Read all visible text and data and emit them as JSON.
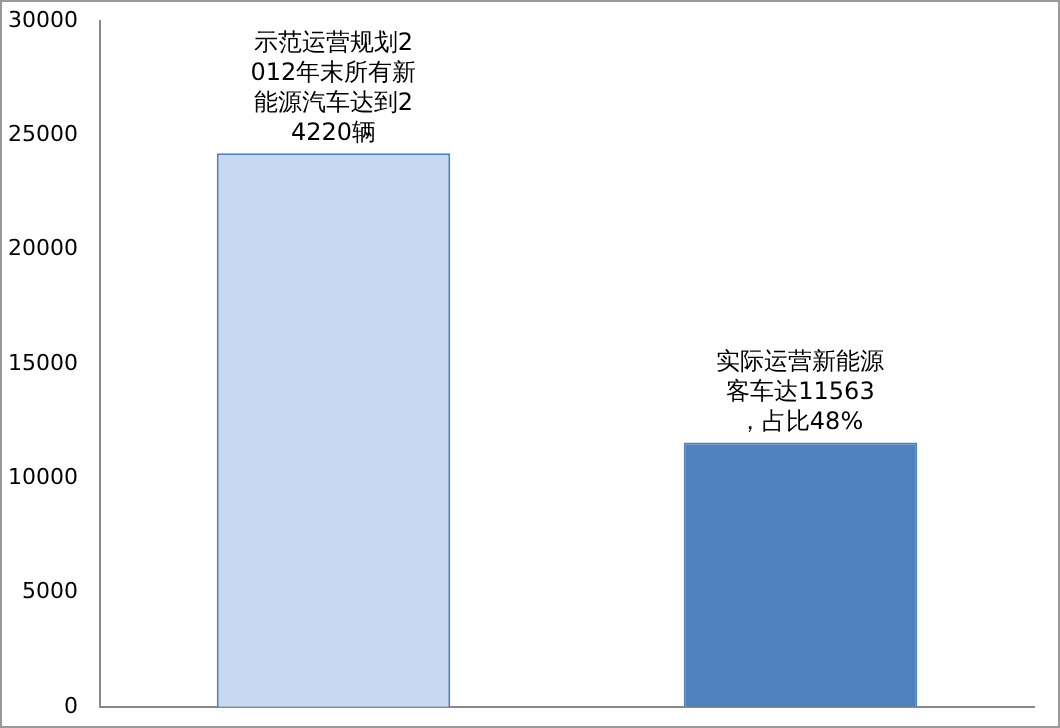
{
  "chart_data": {
    "type": "bar",
    "categories": [
      null,
      null
    ],
    "values": [
      24220,
      11563
    ],
    "colors": [
      "#c6d9f1",
      "#4f81bd"
    ],
    "ylim": [
      0,
      30000
    ],
    "yticks": [
      0,
      5000,
      10000,
      15000,
      20000,
      25000,
      30000
    ],
    "grid": false,
    "annotations": [
      "示范运营规划2012年末所有新能源汽车达到24220辆",
      "实际运营新能源客车达11563，占比48%"
    ]
  }
}
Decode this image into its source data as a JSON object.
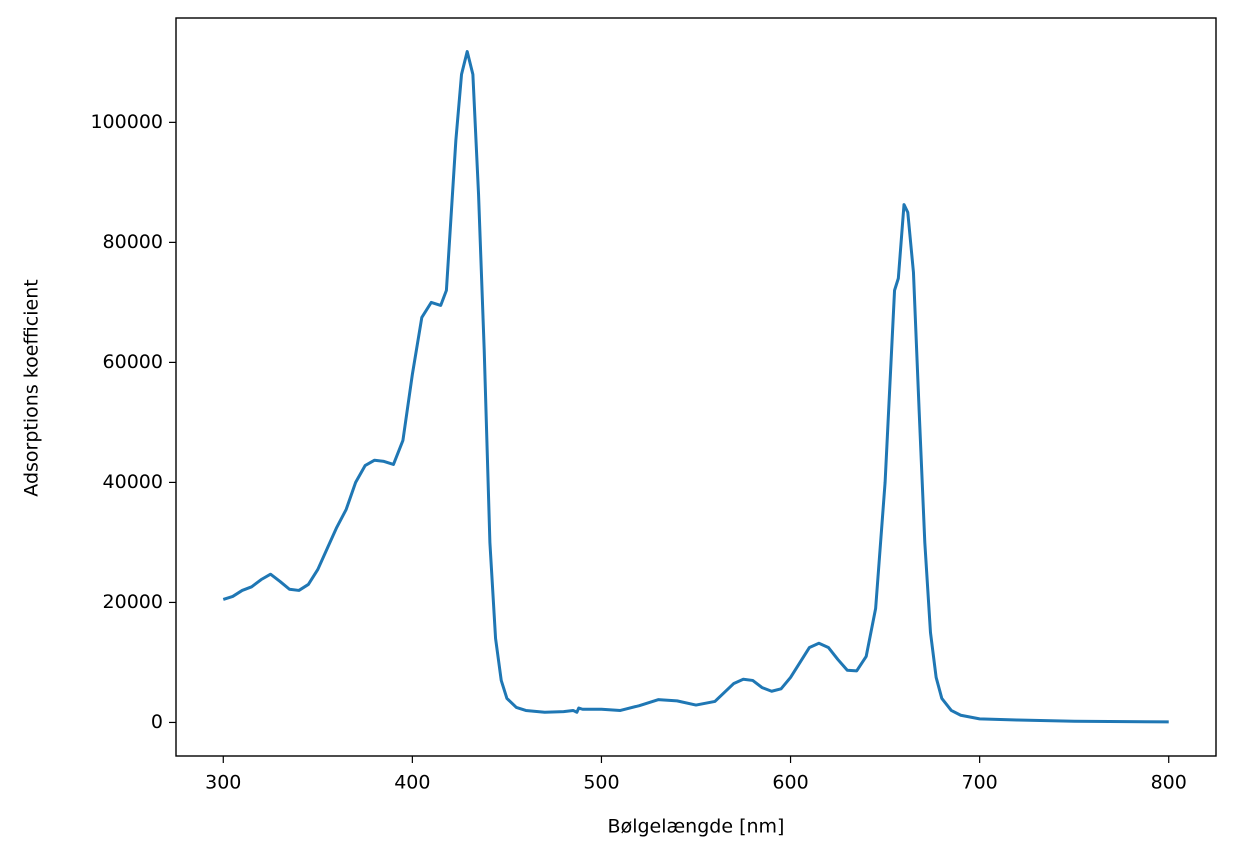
{
  "chart_data": {
    "type": "line",
    "x_label": "Bølgelængde [nm]",
    "y_label": "Adsorptions koefficient",
    "x": [
      300,
      305,
      310,
      315,
      320,
      325,
      330,
      335,
      340,
      345,
      350,
      355,
      360,
      365,
      370,
      375,
      380,
      385,
      390,
      395,
      400,
      405,
      410,
      415,
      418,
      420,
      423,
      426,
      429,
      432,
      435,
      438,
      441,
      444,
      447,
      450,
      455,
      460,
      470,
      480,
      485,
      487,
      488,
      490,
      500,
      510,
      520,
      530,
      540,
      550,
      560,
      565,
      570,
      575,
      580,
      585,
      590,
      595,
      600,
      605,
      610,
      615,
      620,
      625,
      630,
      635,
      640,
      645,
      650,
      655,
      657,
      660,
      662,
      665,
      668,
      671,
      674,
      677,
      680,
      685,
      690,
      700,
      720,
      750,
      800
    ],
    "series": [
      {
        "name": "Adsorptions koefficient",
        "color": "#1f77b4",
        "values": [
          20500,
          21000,
          22000,
          22600,
          23800,
          24700,
          23500,
          22200,
          22000,
          23000,
          25500,
          29000,
          32500,
          35500,
          40000,
          42800,
          43700,
          43500,
          43000,
          47000,
          58000,
          67500,
          70000,
          69500,
          72000,
          82000,
          97000,
          108000,
          111800,
          108000,
          88000,
          62000,
          30000,
          14000,
          7000,
          4000,
          2500,
          2000,
          1700,
          1800,
          2000,
          1700,
          2400,
          2200,
          2200,
          2000,
          2800,
          3800,
          3600,
          2900,
          3500,
          5000,
          6500,
          7200,
          7000,
          5800,
          5200,
          5600,
          7500,
          10000,
          12500,
          13200,
          12500,
          10500,
          8700,
          8600,
          11000,
          19000,
          40000,
          72000,
          74000,
          86300,
          85000,
          75000,
          52000,
          30000,
          15000,
          7500,
          4000,
          2000,
          1200,
          600,
          400,
          200,
          100
        ]
      }
    ],
    "xlim": [
      275,
      825
    ],
    "xticks": [
      300,
      400,
      500,
      600,
      700,
      800
    ],
    "ylim": [
      -5590,
      117390
    ],
    "yticks": [
      0,
      20000,
      40000,
      60000,
      80000,
      100000
    ],
    "grid": false
  }
}
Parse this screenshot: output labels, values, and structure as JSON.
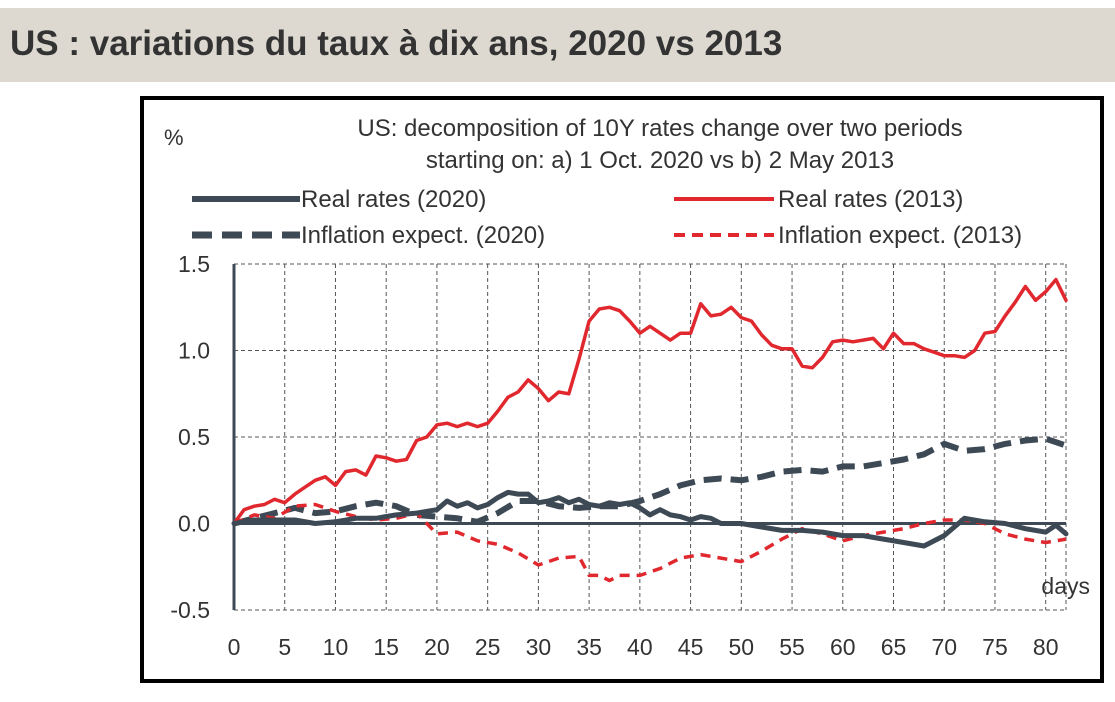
{
  "header": {
    "title": "US : variations du taux à dix ans, 2020 vs 2013"
  },
  "chart_data": {
    "type": "line",
    "title_line1": "US: decomposition of 10Y rates change over two periods",
    "title_line2": "starting on: a) 1 Oct. 2020 vs b) 2 May 2013",
    "ylabel": "%",
    "xlabel": "days",
    "xlim": [
      0,
      82
    ],
    "ylim": [
      -0.5,
      1.5
    ],
    "x_ticks": [
      0,
      5,
      10,
      15,
      20,
      25,
      30,
      35,
      40,
      45,
      50,
      55,
      60,
      65,
      70,
      75,
      80
    ],
    "y_ticks": [
      1.5,
      1.0,
      0.5,
      0.0,
      -0.5
    ],
    "y_tick_labels": [
      "1.5",
      "1.0",
      "0.5",
      "0.0",
      "-0.5"
    ],
    "grid": true,
    "legend_position": "top",
    "series": [
      {
        "name": "Real rates (2020)",
        "color": "#3d4a55",
        "style": "solid",
        "width": 5,
        "x": [
          0,
          2,
          4,
          6,
          8,
          10,
          12,
          14,
          16,
          18,
          20,
          21,
          22,
          23,
          24,
          25,
          26,
          27,
          28,
          29,
          30,
          31,
          32,
          33,
          34,
          35,
          36,
          37,
          38,
          39,
          40,
          41,
          42,
          43,
          44,
          45,
          46,
          47,
          48,
          50,
          52,
          54,
          56,
          58,
          60,
          62,
          64,
          66,
          68,
          70,
          72,
          74,
          76,
          78,
          80,
          81,
          82
        ],
        "y": [
          0.0,
          0.02,
          0.02,
          0.02,
          0.0,
          0.01,
          0.03,
          0.03,
          0.05,
          0.06,
          0.08,
          0.13,
          0.1,
          0.12,
          0.09,
          0.11,
          0.15,
          0.18,
          0.17,
          0.17,
          0.12,
          0.13,
          0.15,
          0.12,
          0.14,
          0.11,
          0.1,
          0.12,
          0.11,
          0.12,
          0.09,
          0.05,
          0.08,
          0.05,
          0.04,
          0.02,
          0.04,
          0.03,
          0.0,
          0.0,
          -0.02,
          -0.04,
          -0.04,
          -0.05,
          -0.07,
          -0.07,
          -0.09,
          -0.11,
          -0.13,
          -0.07,
          0.03,
          0.01,
          0.0,
          -0.03,
          -0.05,
          -0.01,
          -0.06
        ]
      },
      {
        "name": "Real rates (2013)",
        "color": "#e0282e",
        "style": "solid",
        "width": 3.5,
        "x": [
          0,
          1,
          2,
          3,
          4,
          5,
          6,
          7,
          8,
          9,
          10,
          11,
          12,
          13,
          14,
          15,
          16,
          17,
          18,
          19,
          20,
          21,
          22,
          23,
          24,
          25,
          26,
          27,
          28,
          29,
          30,
          31,
          32,
          33,
          34,
          35,
          36,
          37,
          38,
          39,
          40,
          41,
          42,
          43,
          44,
          45,
          46,
          47,
          48,
          49,
          50,
          51,
          52,
          53,
          54,
          55,
          56,
          57,
          58,
          59,
          60,
          61,
          62,
          63,
          64,
          65,
          66,
          67,
          68,
          69,
          70,
          71,
          72,
          73,
          74,
          75,
          76,
          77,
          78,
          79,
          80,
          81,
          82
        ],
        "y": [
          0.0,
          0.08,
          0.1,
          0.11,
          0.14,
          0.12,
          0.17,
          0.21,
          0.25,
          0.27,
          0.22,
          0.3,
          0.31,
          0.28,
          0.39,
          0.38,
          0.36,
          0.37,
          0.48,
          0.5,
          0.57,
          0.58,
          0.56,
          0.58,
          0.56,
          0.58,
          0.65,
          0.73,
          0.76,
          0.83,
          0.78,
          0.71,
          0.76,
          0.75,
          0.95,
          1.17,
          1.24,
          1.25,
          1.23,
          1.17,
          1.1,
          1.14,
          1.1,
          1.06,
          1.1,
          1.1,
          1.27,
          1.2,
          1.21,
          1.25,
          1.19,
          1.17,
          1.09,
          1.03,
          1.01,
          1.01,
          0.91,
          0.9,
          0.96,
          1.05,
          1.06,
          1.05,
          1.06,
          1.07,
          1.01,
          1.1,
          1.04,
          1.04,
          1.01,
          0.99,
          0.97,
          0.97,
          0.96,
          1.0,
          1.1,
          1.11,
          1.2,
          1.28,
          1.37,
          1.29,
          1.34,
          1.41,
          1.29
        ]
      },
      {
        "name": "Inflation expect. (2020)",
        "color": "#3d4a55",
        "style": "dashed",
        "width": 6,
        "x": [
          0,
          2,
          4,
          6,
          8,
          10,
          12,
          14,
          16,
          18,
          20,
          22,
          24,
          26,
          28,
          30,
          32,
          34,
          36,
          38,
          40,
          42,
          44,
          46,
          48,
          50,
          52,
          54,
          56,
          58,
          60,
          62,
          64,
          66,
          68,
          70,
          72,
          74,
          76,
          78,
          80,
          82
        ],
        "y": [
          0.0,
          0.03,
          0.06,
          0.09,
          0.06,
          0.07,
          0.1,
          0.12,
          0.1,
          0.05,
          0.04,
          0.03,
          0.01,
          0.06,
          0.13,
          0.13,
          0.1,
          0.09,
          0.1,
          0.1,
          0.13,
          0.17,
          0.22,
          0.25,
          0.26,
          0.25,
          0.27,
          0.3,
          0.31,
          0.3,
          0.33,
          0.33,
          0.35,
          0.37,
          0.4,
          0.46,
          0.42,
          0.43,
          0.46,
          0.48,
          0.49,
          0.45
        ]
      },
      {
        "name": "Inflation expect. (2013)",
        "color": "#e0282e",
        "style": "dashed",
        "width": 3.5,
        "x": [
          0,
          2,
          4,
          6,
          8,
          10,
          12,
          14,
          16,
          18,
          20,
          22,
          24,
          26,
          28,
          30,
          32,
          34,
          35,
          36,
          37,
          38,
          40,
          42,
          44,
          46,
          48,
          50,
          52,
          54,
          56,
          58,
          60,
          62,
          64,
          66,
          68,
          70,
          72,
          74,
          76,
          78,
          80,
          82
        ],
        "y": [
          0.0,
          0.05,
          0.03,
          0.1,
          0.11,
          0.07,
          0.04,
          0.02,
          0.03,
          0.06,
          -0.06,
          -0.05,
          -0.1,
          -0.12,
          -0.17,
          -0.24,
          -0.2,
          -0.19,
          -0.3,
          -0.3,
          -0.33,
          -0.3,
          -0.3,
          -0.26,
          -0.2,
          -0.18,
          -0.2,
          -0.22,
          -0.16,
          -0.09,
          -0.03,
          -0.06,
          -0.1,
          -0.07,
          -0.05,
          -0.03,
          0.0,
          0.02,
          0.02,
          0.0,
          -0.06,
          -0.09,
          -0.11,
          -0.09
        ]
      }
    ]
  }
}
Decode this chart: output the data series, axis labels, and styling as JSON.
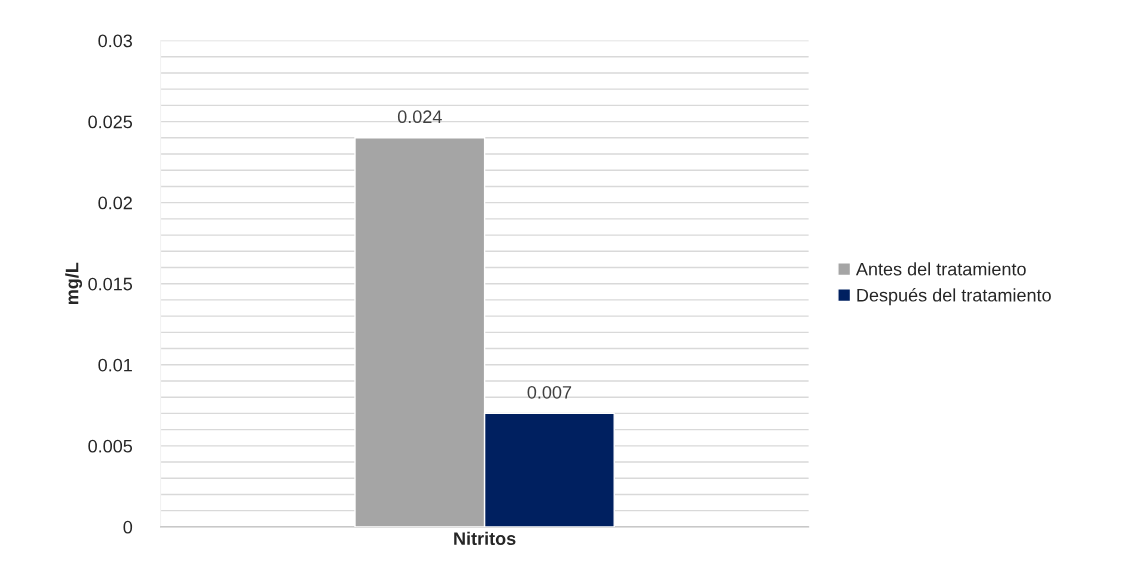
{
  "chart_data": {
    "type": "bar",
    "ylabel": "mg/L",
    "categories": [
      "Nitritos"
    ],
    "series": [
      {
        "name": "Antes del tratamiento",
        "color": "#a5a5a5",
        "values": [
          0.024
        ]
      },
      {
        "name": "Después del tratamiento",
        "color": "#002060",
        "values": [
          0.007
        ]
      }
    ],
    "ylim": [
      0,
      0.03
    ],
    "yticks": [
      0,
      {
        "value": 0.001,
        "label": null
      },
      {
        "value": 0.002,
        "label": null
      },
      {
        "value": 0.003,
        "label": null
      },
      {
        "value": 0.004,
        "label": null
      },
      0.005,
      {
        "value": 0.006,
        "label": null
      },
      {
        "value": 0.007,
        "label": null
      },
      {
        "value": 0.008,
        "label": null
      },
      {
        "value": 0.009,
        "label": null
      },
      0.01,
      {
        "value": 0.011,
        "label": null
      },
      {
        "value": 0.012,
        "label": null
      },
      {
        "value": 0.013,
        "label": null
      },
      {
        "value": 0.014,
        "label": null
      },
      0.015,
      {
        "value": 0.016,
        "label": null
      },
      {
        "value": 0.017,
        "label": null
      },
      {
        "value": 0.018,
        "label": null
      },
      {
        "value": 0.019,
        "label": null
      },
      0.02,
      {
        "value": 0.021,
        "label": null
      },
      {
        "value": 0.022,
        "label": null
      },
      {
        "value": 0.023,
        "label": null
      },
      {
        "value": 0.024,
        "label": null
      },
      0.025,
      {
        "value": 0.026,
        "label": null
      },
      {
        "value": 0.027,
        "label": null
      },
      {
        "value": 0.028,
        "label": null
      },
      {
        "value": 0.029,
        "label": null
      },
      0.03
    ],
    "grid": "y",
    "legend": "right",
    "data_labels": true
  }
}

Work instructions ::
Search the data above for lines holding "JSON" and copy each of them.

The completed task ::
Read all visible text and data and emit them as JSON.
Decode this image into its source data as a JSON object.
Parse this screenshot: output labels, values, and structure as JSON.
Decode this chart: output the data series, axis labels, and styling as JSON.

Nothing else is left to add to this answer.